_Stated problem_
Tally the lines containing "String" and report the number alone.

(Stored dataset items)
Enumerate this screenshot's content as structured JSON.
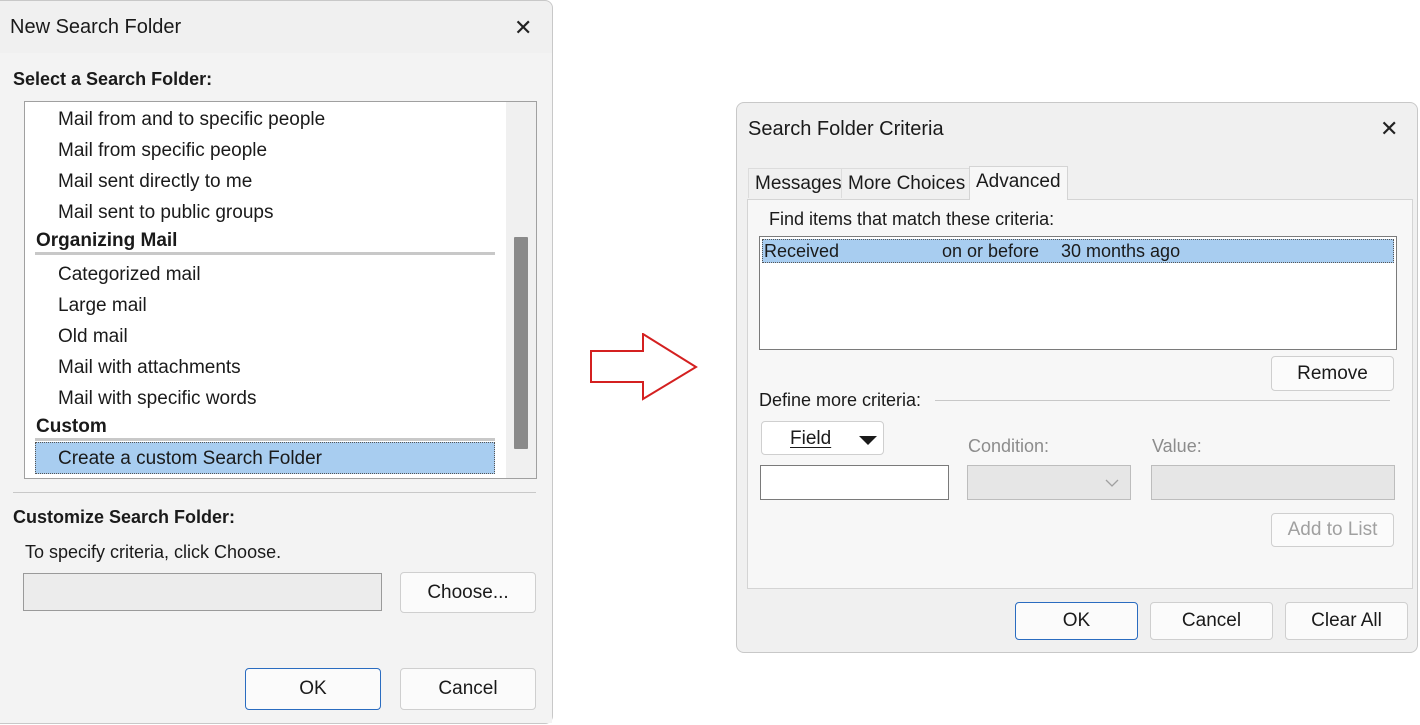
{
  "dialog1": {
    "title": "New Search Folder",
    "select_label": "Select a Search Folder:",
    "items_top": [
      "Mail from and to specific people",
      "Mail from specific people",
      "Mail sent directly to me",
      "Mail sent to public groups"
    ],
    "group_organizing": "Organizing Mail",
    "items_organizing": [
      "Categorized mail",
      "Large mail",
      "Old mail",
      "Mail with attachments",
      "Mail with specific words"
    ],
    "group_custom": "Custom",
    "selected_item": "Create a custom Search Folder",
    "customize_label": "Customize Search Folder:",
    "hint": "To specify criteria, click Choose.",
    "choose_label": "Choose...",
    "ok_label": "OK",
    "cancel_label": "Cancel"
  },
  "dialog2": {
    "title": "Search Folder Criteria",
    "tabs": [
      "Messages",
      "More Choices",
      "Advanced"
    ],
    "active_tab": "Advanced",
    "find_label": "Find items that match these criteria:",
    "criteria": [
      {
        "field": "Received",
        "condition": "on or before",
        "value": "30 months ago"
      }
    ],
    "remove_label": "Remove",
    "define_label": "Define more criteria:",
    "field_label": "Field",
    "condition_label": "Condition:",
    "value_label": "Value:",
    "add_label": "Add to List",
    "ok_label": "OK",
    "cancel_label": "Cancel",
    "clear_label": "Clear All"
  },
  "colors": {
    "selection": "#a8cdf0",
    "dialog_bg": "#f0f0f0",
    "arrow_outline": "#d42020",
    "primary_border": "#2a6cc0"
  }
}
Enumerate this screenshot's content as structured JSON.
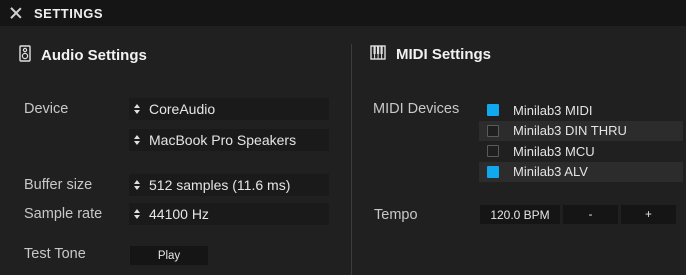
{
  "window": {
    "title": "SETTINGS"
  },
  "audio": {
    "heading": "Audio Settings",
    "device_label": "Device",
    "device_value": "CoreAudio",
    "output_value": "MacBook Pro Speakers",
    "buffer_label": "Buffer size",
    "buffer_value": "512 samples (11.6 ms)",
    "rate_label": "Sample rate",
    "rate_value": "44100 Hz",
    "tone_label": "Test Tone",
    "play_label": "Play"
  },
  "midi": {
    "heading": "MIDI Settings",
    "devices_label": "MIDI Devices",
    "devices": [
      {
        "name": "Minilab3 MIDI",
        "checked": true
      },
      {
        "name": "Minilab3 DIN THRU",
        "checked": false
      },
      {
        "name": "Minilab3 MCU",
        "checked": false
      },
      {
        "name": "Minilab3 ALV",
        "checked": true
      }
    ],
    "tempo_label": "Tempo",
    "tempo_value": "120.0 BPM",
    "minus_label": "-",
    "plus_label": "+"
  },
  "colors": {
    "accent": "#10a8ef",
    "background": "#202020",
    "titlebar": "#151515"
  },
  "icons": {
    "close": "close-icon",
    "audio": "speaker-icon",
    "midi": "piano-keys-icon",
    "stepper": "updown-icon"
  }
}
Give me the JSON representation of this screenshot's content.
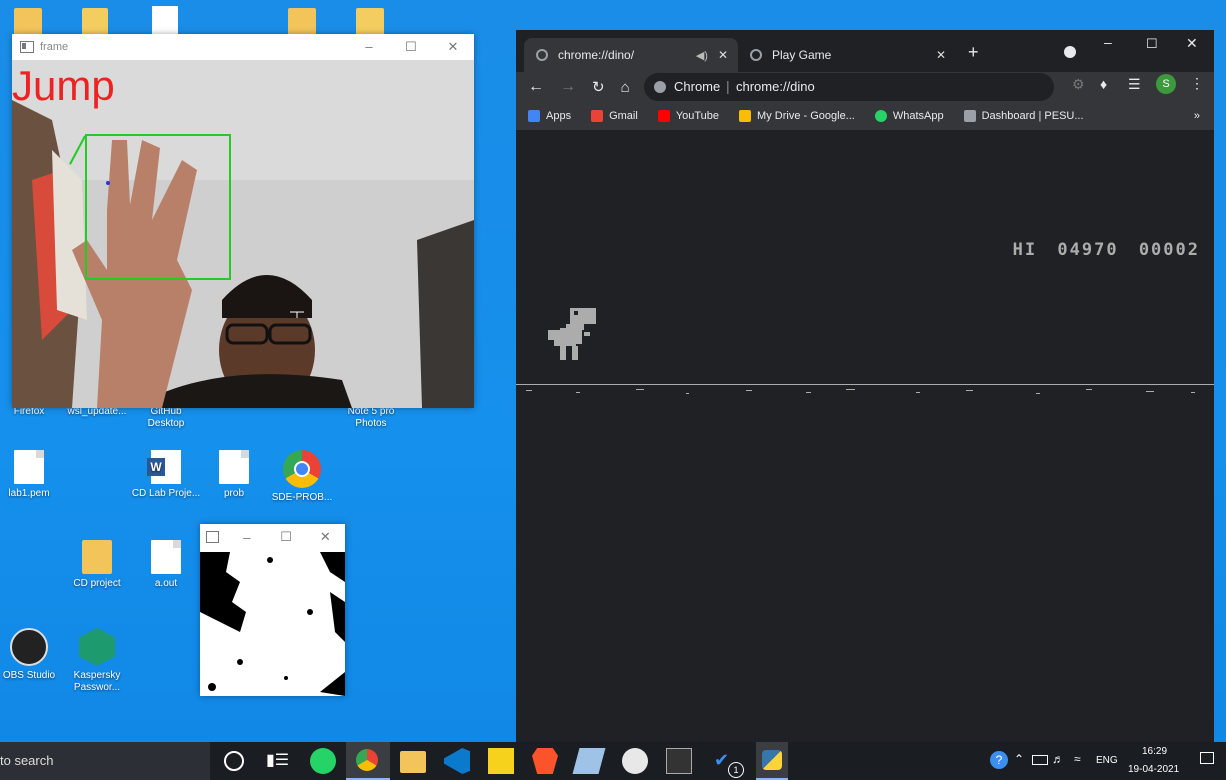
{
  "desktop": {
    "icons": [
      {
        "label": "Firefox",
        "name": "desktop-icon-firefox"
      },
      {
        "label": "wsl_update...",
        "name": "desktop-icon-wsl-update"
      },
      {
        "label": "GitHub Desktop",
        "name": "desktop-icon-github"
      },
      {
        "label": "Note 5 pro Photos",
        "name": "desktop-icon-note5"
      },
      {
        "label": "lab1.pem",
        "name": "desktop-icon-lab1"
      },
      {
        "label": "CD Lab Proje...",
        "name": "desktop-icon-cdlab"
      },
      {
        "label": "prob",
        "name": "desktop-icon-prob"
      },
      {
        "label": "SDE-PROB...",
        "name": "desktop-icon-sde"
      },
      {
        "label": "CD project",
        "name": "desktop-icon-cdproject"
      },
      {
        "label": "a.out",
        "name": "desktop-icon-aout"
      },
      {
        "label": "OBS Studio",
        "name": "desktop-icon-obs"
      },
      {
        "label": "Kaspersky Passwor...",
        "name": "desktop-icon-kaspersky"
      }
    ]
  },
  "frame_window": {
    "title": "frame",
    "overlay_text": "Jump",
    "box_color": "#22cc22",
    "text_color": "#ee2222"
  },
  "chrome": {
    "tabs": [
      {
        "label": "chrome://dino/"
      },
      {
        "label": "Play Game"
      }
    ],
    "omnibox_prefix": "Chrome",
    "omnibox_url": "chrome://dino",
    "bookmarks": [
      {
        "label": "Apps",
        "color": "#4285f4"
      },
      {
        "label": "Gmail",
        "color": "#ea4335"
      },
      {
        "label": "YouTube",
        "color": "#ff0000"
      },
      {
        "label": "My Drive - Google...",
        "color": "#fbbc04"
      },
      {
        "label": "WhatsApp",
        "color": "#25d366"
      },
      {
        "label": "Dashboard | PESU...",
        "color": "#9aa0a6"
      }
    ],
    "profile_initial": "S",
    "game": {
      "hi_label": "HI",
      "hi_score": "04970",
      "score": "00002"
    }
  },
  "taskbar": {
    "search_placeholder": "to search",
    "language": "ENG",
    "time": "16:29",
    "date": "19-04-2021",
    "vscode_badge": "1"
  }
}
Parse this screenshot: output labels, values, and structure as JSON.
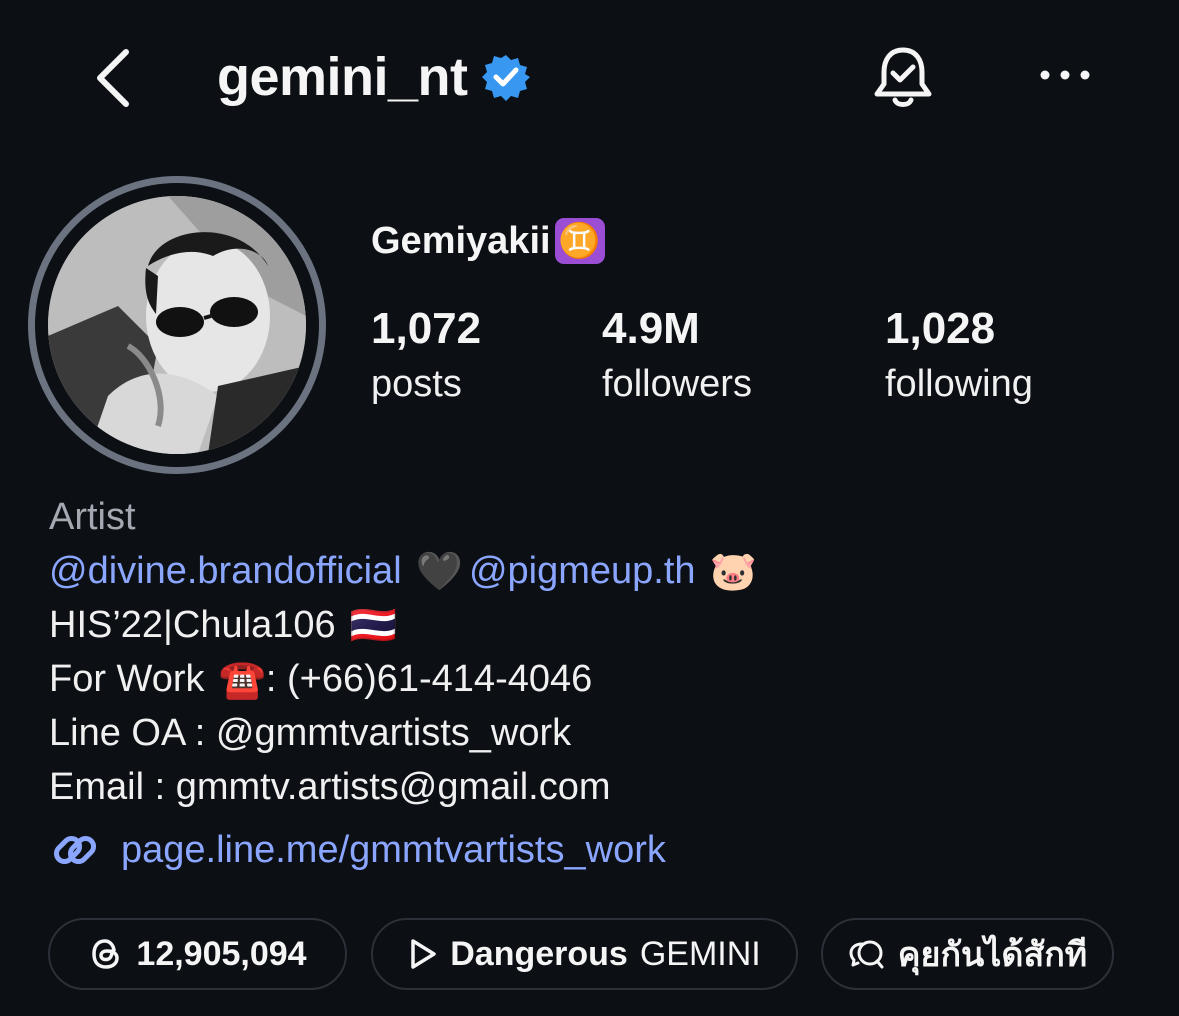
{
  "header": {
    "username": "gemini_nt",
    "back_icon": "chevron-left-icon",
    "verified_icon": "verified-badge-icon",
    "bell_icon": "notification-bell-icon",
    "more_icon": "more-horizontal-icon",
    "verified_color": "#3897f0"
  },
  "profile": {
    "display_name": "Gemiyakii",
    "name_emoji": "♊",
    "stats": [
      {
        "value": "1,072",
        "label": "posts"
      },
      {
        "value": "4.9M",
        "label": "followers"
      },
      {
        "value": "1,028",
        "label": "following"
      }
    ]
  },
  "bio": {
    "category": "Artist",
    "mention_1": "@divine.brandofficial",
    "heart_emoji": "🖤",
    "mention_2": "@pigmeup.th",
    "pig_emoji": "🐷",
    "line_2": "HIS’22|Chula106",
    "flag_emoji": "🇹🇭",
    "work_prefix": "For Work",
    "phone_emoji": "☎️",
    "work_suffix": ": (+66)61-414-4046",
    "line_oa": "Line OA : @gmmtvartists_work",
    "email": "Email : gmmtv.artists@gmail.com"
  },
  "link": {
    "icon": "link-icon",
    "text": "page.line.me/gmmtvartists_work"
  },
  "chips": {
    "threads": {
      "icon": "threads-icon",
      "count": "12,905,094"
    },
    "music": {
      "icon": "play-icon",
      "title": "Dangerous",
      "artist": "GEMINI"
    },
    "note": {
      "icon": "chat-bubble-icon",
      "text": "คุยกันได้สักที"
    }
  },
  "colors": {
    "background": "#0c0f14",
    "link": "#8aa6ff",
    "muted": "#a4a8b0",
    "chip_border": "#2c3038",
    "avatar_ring": "#6b7381"
  }
}
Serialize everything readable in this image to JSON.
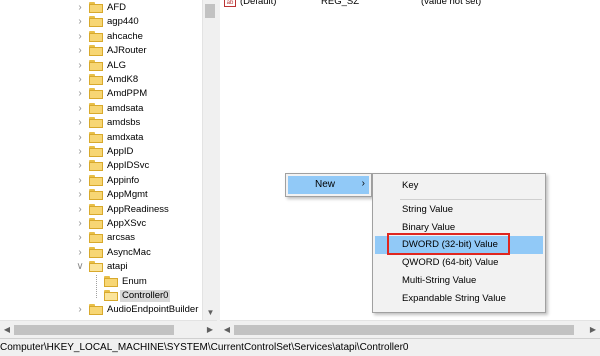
{
  "tree": {
    "items": [
      {
        "label": "AFD",
        "open": false,
        "selected": false
      },
      {
        "label": "agp440",
        "open": false,
        "selected": false
      },
      {
        "label": "ahcache",
        "open": false,
        "selected": false
      },
      {
        "label": "AJRouter",
        "open": false,
        "selected": false
      },
      {
        "label": "ALG",
        "open": false,
        "selected": false
      },
      {
        "label": "AmdK8",
        "open": false,
        "selected": false
      },
      {
        "label": "AmdPPM",
        "open": false,
        "selected": false
      },
      {
        "label": "amdsata",
        "open": false,
        "selected": false
      },
      {
        "label": "amdsbs",
        "open": false,
        "selected": false
      },
      {
        "label": "amdxata",
        "open": false,
        "selected": false
      },
      {
        "label": "AppID",
        "open": false,
        "selected": false
      },
      {
        "label": "AppIDSvc",
        "open": false,
        "selected": false
      },
      {
        "label": "Appinfo",
        "open": false,
        "selected": false
      },
      {
        "label": "AppMgmt",
        "open": false,
        "selected": false
      },
      {
        "label": "AppReadiness",
        "open": false,
        "selected": false
      },
      {
        "label": "AppXSvc",
        "open": false,
        "selected": false
      },
      {
        "label": "arcsas",
        "open": false,
        "selected": false
      },
      {
        "label": "AsyncMac",
        "open": false,
        "selected": false
      },
      {
        "label": "atapi",
        "open": true,
        "selected": false
      },
      {
        "label": "Enum",
        "open": false,
        "selected": false
      },
      {
        "label": "Controller0",
        "open": true,
        "selected": true
      },
      {
        "label": "AudioEndpointBuilder",
        "open": false,
        "selected": false
      }
    ]
  },
  "values": {
    "row": {
      "name": "(Default)",
      "type": "REG_SZ",
      "data": "(value not set)",
      "icon": "ab"
    }
  },
  "context_menu": {
    "new_label": "New",
    "arrow": "›"
  },
  "submenu": {
    "items": [
      "Key",
      "String Value",
      "Binary Value",
      "DWORD (32-bit) Value",
      "QWORD (64-bit) Value",
      "Multi-String Value",
      "Expandable String Value"
    ],
    "highlighted": "DWORD (32-bit) Value"
  },
  "statusbar": {
    "path": "Computer\\HKEY_LOCAL_MACHINE\\SYSTEM\\CurrentControlSet\\Services\\atapi\\Controller0"
  },
  "colors": {
    "highlight": "#91c9f7",
    "annotation_box": "#e0261f",
    "folder": "#f7d674"
  }
}
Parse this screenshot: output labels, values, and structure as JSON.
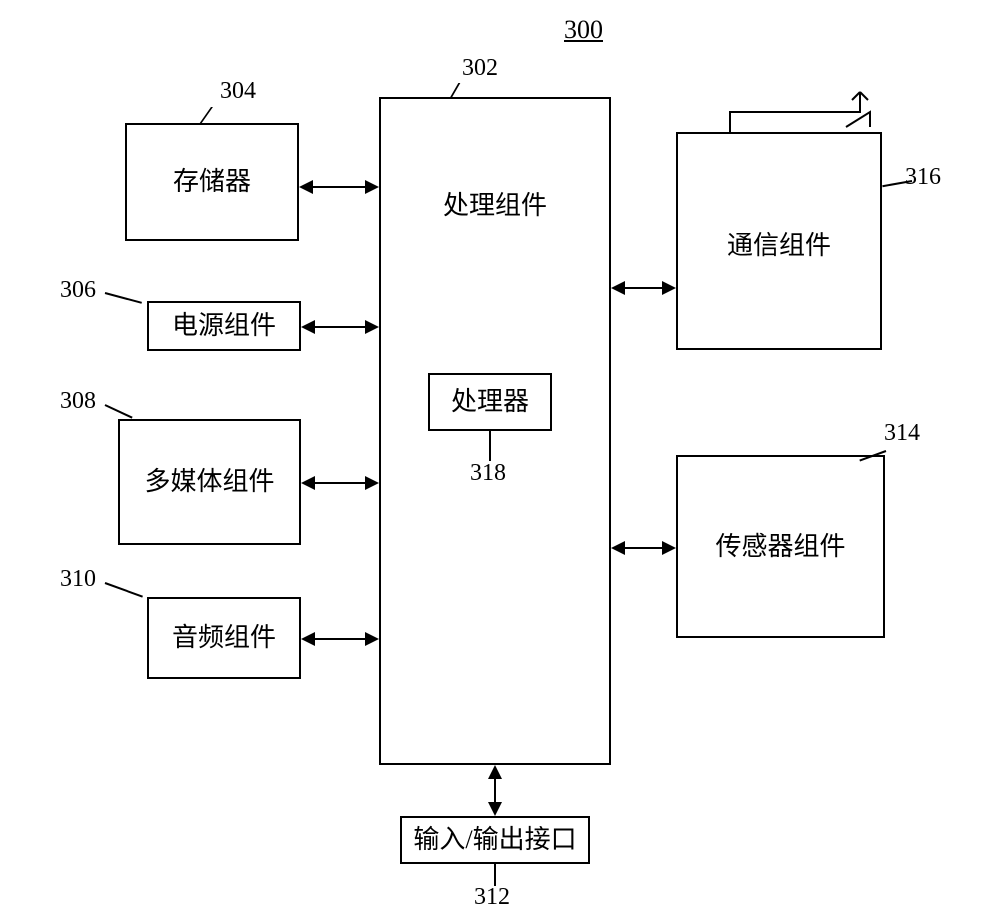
{
  "title": "300",
  "boxes": {
    "processing": {
      "label": "处理组件",
      "ref": "302"
    },
    "memory": {
      "label": "存储器",
      "ref": "304"
    },
    "power": {
      "label": "电源组件",
      "ref": "306"
    },
    "multimedia": {
      "label": "多媒体组件",
      "ref": "308"
    },
    "audio": {
      "label": "音频组件",
      "ref": "310"
    },
    "io": {
      "label": "输入/输出接口",
      "ref": "312"
    },
    "sensor": {
      "label": "传感器组件",
      "ref": "314"
    },
    "comm": {
      "label": "通信组件",
      "ref": "316"
    },
    "processor": {
      "label": "处理器",
      "ref": "318"
    }
  }
}
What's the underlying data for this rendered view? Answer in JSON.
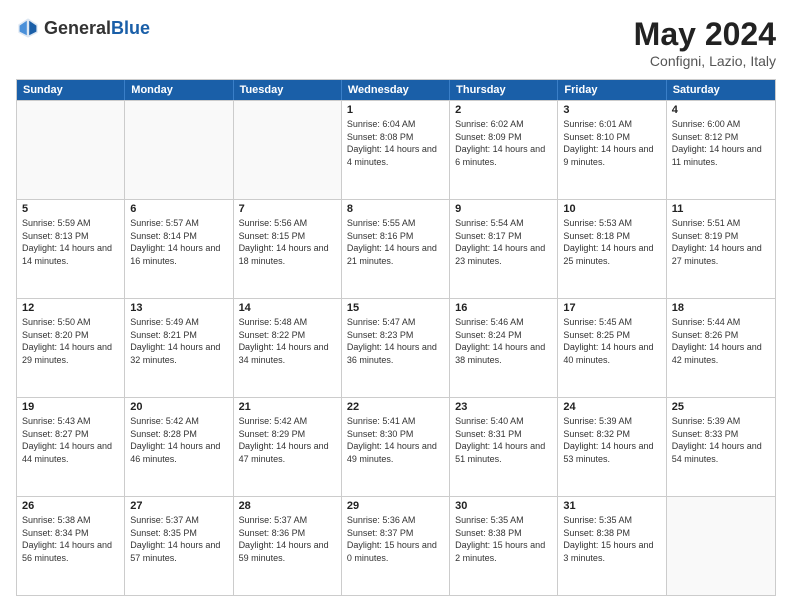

_Full answer_
3